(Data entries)
····················

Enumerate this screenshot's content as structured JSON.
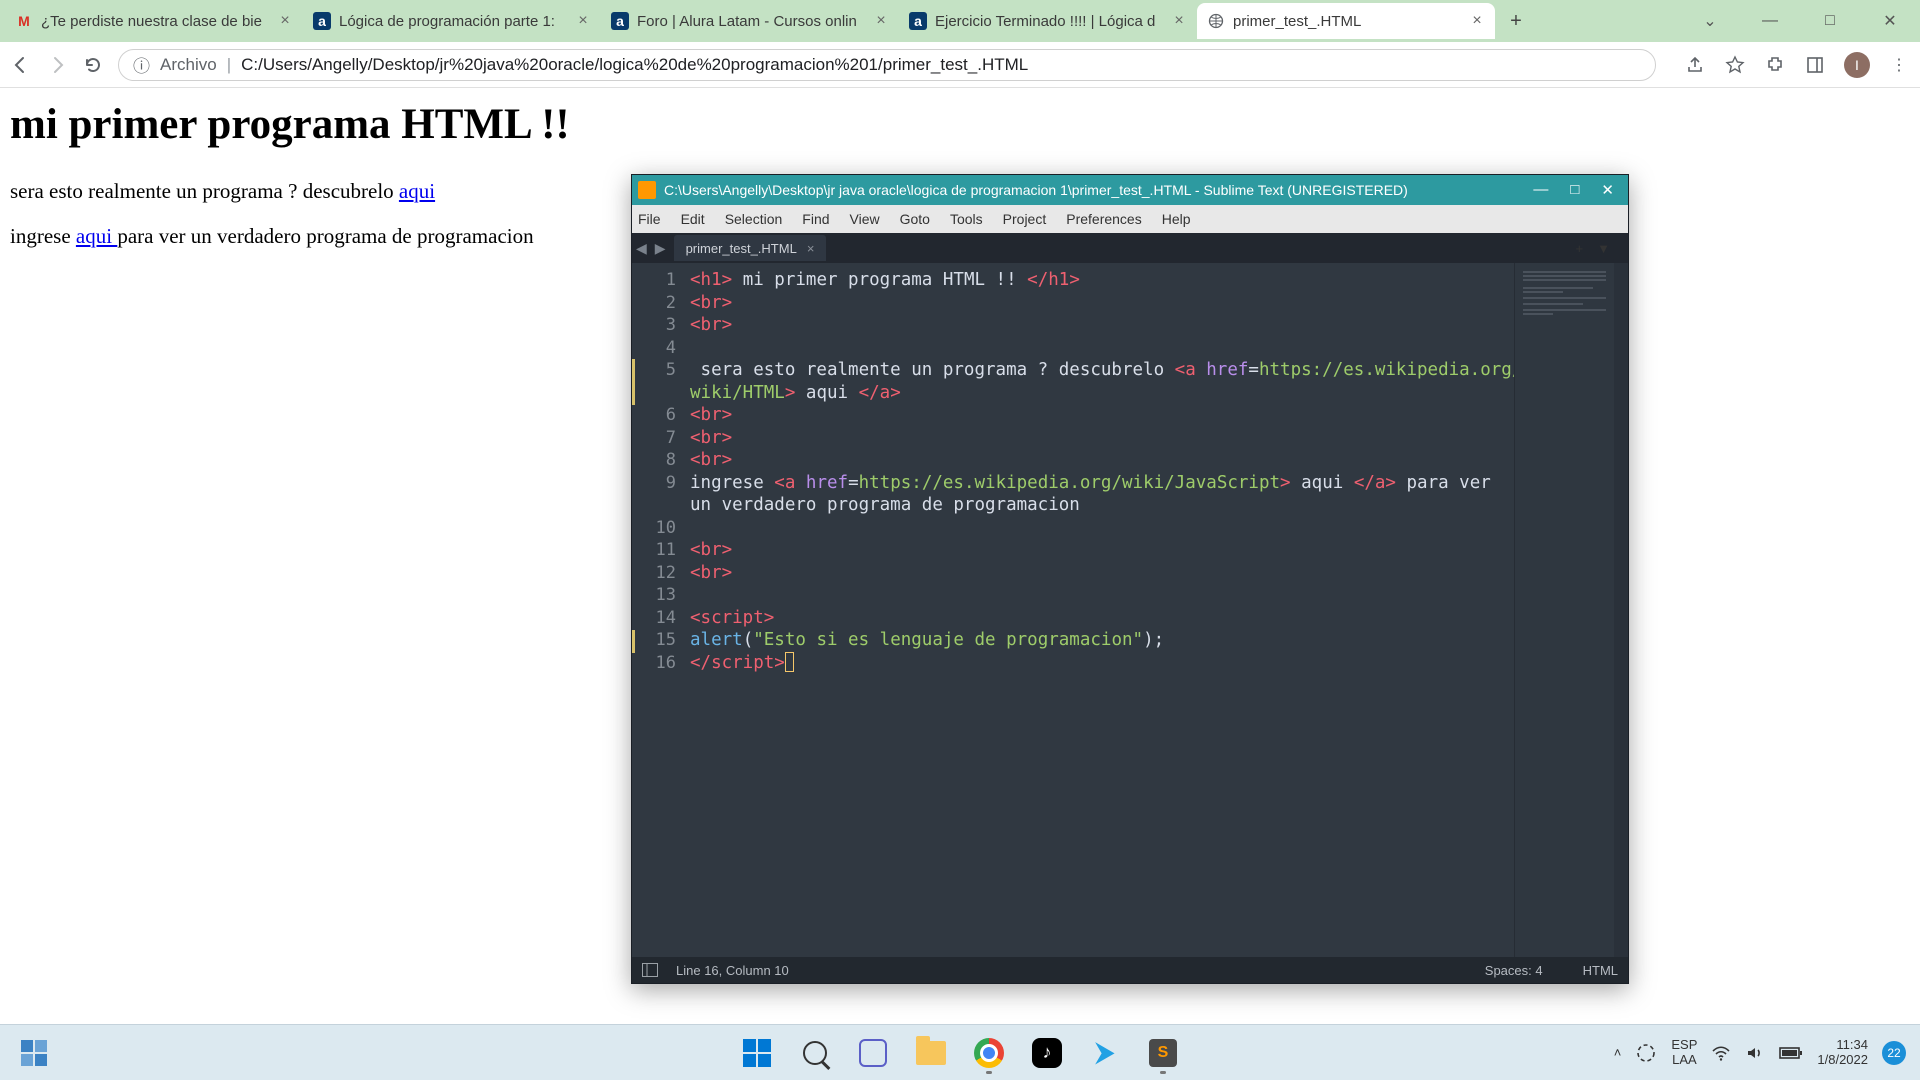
{
  "chrome": {
    "tabs": [
      {
        "title": "¿Te perdiste nuestra clase de bie",
        "icon": "gmail"
      },
      {
        "title": "Lógica de programación parte 1:",
        "icon": "a"
      },
      {
        "title": "Foro | Alura Latam - Cursos onlin",
        "icon": "a"
      },
      {
        "title": "Ejercicio Terminado !!!! | Lógica d",
        "icon": "a"
      },
      {
        "title": "primer_test_.HTML",
        "icon": "globe",
        "active": true
      }
    ],
    "addr_prefix": "Archivo",
    "url": "C:/Users/Angelly/Desktop/jr%20java%20oracle/logica%20de%20programacion%201/primer_test_.HTML"
  },
  "page": {
    "h1": "mi primer programa HTML !!",
    "line1_a": "sera esto realmente un programa ? descubrelo ",
    "line1_link": "aqui",
    "line2_a": "ingrese ",
    "line2_link": "aqui ",
    "line2_b": "para ver un verdadero programa de programacion"
  },
  "sublime": {
    "title": "C:\\Users\\Angelly\\Desktop\\jr java oracle\\logica de programacion 1\\primer_test_.HTML - Sublime Text (UNREGISTERED)",
    "menu": [
      "File",
      "Edit",
      "Selection",
      "Find",
      "View",
      "Goto",
      "Tools",
      "Project",
      "Preferences",
      "Help"
    ],
    "file_tab": "primer_test_.HTML",
    "code": {
      "l1": {
        "o": "<h1>",
        "t": " mi primer programa HTML !! ",
        "c": "</h1>"
      },
      "l2": "<br>",
      "l3": "<br>",
      "l5a": " sera esto realmente un programa ? descubrelo ",
      "l5_open": "<a",
      "l5_attr": " href",
      "l5_eq": "=",
      "l5_url": "https://es.wikipedia.org/",
      "l5w_url": "wiki/HTML",
      "l5w_close": ">",
      "l5w_text": " aqui ",
      "l5w_end": "</a>",
      "l6": "<br>",
      "l7": "<br>",
      "l8": "<br>",
      "l9a": "ingrese ",
      "l9_open": "<a",
      "l9_attr": " href",
      "l9_eq": "=",
      "l9_url": "https://es.wikipedia.org/wiki/JavaScript",
      "l9_close": ">",
      "l9_text": " aqui ",
      "l9_end": "</a>",
      "l9b": " para ver",
      "l9w": "un verdadero programa de programacion",
      "l11": "<br>",
      "l12": "<br>",
      "l14o": "<script",
      "l14c": ">",
      "l15f": "alert",
      "l15p": "(",
      "l15s": "\"Esto si es lenguaje de programacion\"",
      "l15e": ");",
      "l16o": "</script",
      "l16c": ">"
    },
    "status_left": "Line 16, Column 10",
    "status_spaces": "Spaces: 4",
    "status_lang": "HTML"
  },
  "taskbar": {
    "lang1": "ESP",
    "lang2": "LAA",
    "time": "11:34",
    "date": "1/8/2022",
    "notif": "22"
  }
}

····················

INSTRUCTION
Identify all lines in the records above with the word "realmente".

EXERCISE ANSWER
    "line1_a": "sera esto realmente un programa ? descubrelo ",
      "l5a": " sera esto realmente un programa ? descubrelo ",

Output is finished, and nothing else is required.